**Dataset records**
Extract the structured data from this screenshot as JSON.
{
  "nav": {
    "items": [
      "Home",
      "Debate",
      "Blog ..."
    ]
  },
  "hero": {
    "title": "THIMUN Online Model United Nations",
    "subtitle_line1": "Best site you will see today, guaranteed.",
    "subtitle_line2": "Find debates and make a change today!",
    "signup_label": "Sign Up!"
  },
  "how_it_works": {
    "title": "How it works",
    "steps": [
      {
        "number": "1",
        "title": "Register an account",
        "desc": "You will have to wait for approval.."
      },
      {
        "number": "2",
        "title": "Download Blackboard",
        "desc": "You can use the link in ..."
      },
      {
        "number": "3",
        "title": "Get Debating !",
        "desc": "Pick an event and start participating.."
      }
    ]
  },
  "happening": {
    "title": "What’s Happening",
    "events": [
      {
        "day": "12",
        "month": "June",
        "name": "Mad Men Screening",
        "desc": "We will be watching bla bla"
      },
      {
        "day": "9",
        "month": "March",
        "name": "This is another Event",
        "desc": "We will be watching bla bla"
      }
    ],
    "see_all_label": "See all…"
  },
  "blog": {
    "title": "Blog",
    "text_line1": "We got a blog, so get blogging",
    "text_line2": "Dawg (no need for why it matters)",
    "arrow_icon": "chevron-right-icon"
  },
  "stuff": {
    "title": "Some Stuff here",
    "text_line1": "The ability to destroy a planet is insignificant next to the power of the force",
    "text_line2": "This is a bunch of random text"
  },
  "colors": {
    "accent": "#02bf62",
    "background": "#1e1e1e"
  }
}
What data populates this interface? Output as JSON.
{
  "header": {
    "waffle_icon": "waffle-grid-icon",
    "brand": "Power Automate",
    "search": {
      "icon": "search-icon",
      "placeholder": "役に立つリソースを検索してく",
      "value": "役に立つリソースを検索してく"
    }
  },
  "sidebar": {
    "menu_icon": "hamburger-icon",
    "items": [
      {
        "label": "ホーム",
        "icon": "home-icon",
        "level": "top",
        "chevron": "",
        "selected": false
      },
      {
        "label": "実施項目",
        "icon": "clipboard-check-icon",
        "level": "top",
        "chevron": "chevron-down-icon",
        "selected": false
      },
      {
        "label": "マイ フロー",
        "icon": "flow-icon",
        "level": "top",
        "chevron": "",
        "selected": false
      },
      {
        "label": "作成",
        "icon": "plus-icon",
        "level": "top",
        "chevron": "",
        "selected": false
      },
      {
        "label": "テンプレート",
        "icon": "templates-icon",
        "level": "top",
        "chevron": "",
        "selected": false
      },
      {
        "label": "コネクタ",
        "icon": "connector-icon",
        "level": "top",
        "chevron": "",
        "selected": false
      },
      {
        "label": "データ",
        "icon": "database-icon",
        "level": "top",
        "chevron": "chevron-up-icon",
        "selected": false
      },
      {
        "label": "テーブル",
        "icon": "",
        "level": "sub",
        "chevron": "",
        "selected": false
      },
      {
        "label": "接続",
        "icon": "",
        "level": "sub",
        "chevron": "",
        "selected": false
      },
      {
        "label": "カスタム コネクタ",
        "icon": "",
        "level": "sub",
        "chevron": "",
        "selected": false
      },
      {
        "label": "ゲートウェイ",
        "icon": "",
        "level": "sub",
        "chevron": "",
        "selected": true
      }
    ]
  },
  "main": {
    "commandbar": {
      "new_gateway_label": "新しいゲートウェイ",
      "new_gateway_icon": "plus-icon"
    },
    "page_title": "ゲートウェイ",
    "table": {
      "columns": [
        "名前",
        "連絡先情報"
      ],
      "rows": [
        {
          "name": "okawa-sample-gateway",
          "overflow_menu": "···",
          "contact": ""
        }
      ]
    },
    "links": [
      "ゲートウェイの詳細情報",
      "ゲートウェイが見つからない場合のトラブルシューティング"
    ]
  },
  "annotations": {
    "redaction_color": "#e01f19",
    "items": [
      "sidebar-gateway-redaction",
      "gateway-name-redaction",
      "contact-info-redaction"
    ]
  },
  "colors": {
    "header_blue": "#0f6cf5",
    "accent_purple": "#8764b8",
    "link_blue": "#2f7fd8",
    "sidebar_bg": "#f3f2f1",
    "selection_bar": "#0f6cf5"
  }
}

**Exercise brief**
Work through the records above line by line and count those that hold the string "desc". Give only the result.

**Reply**
5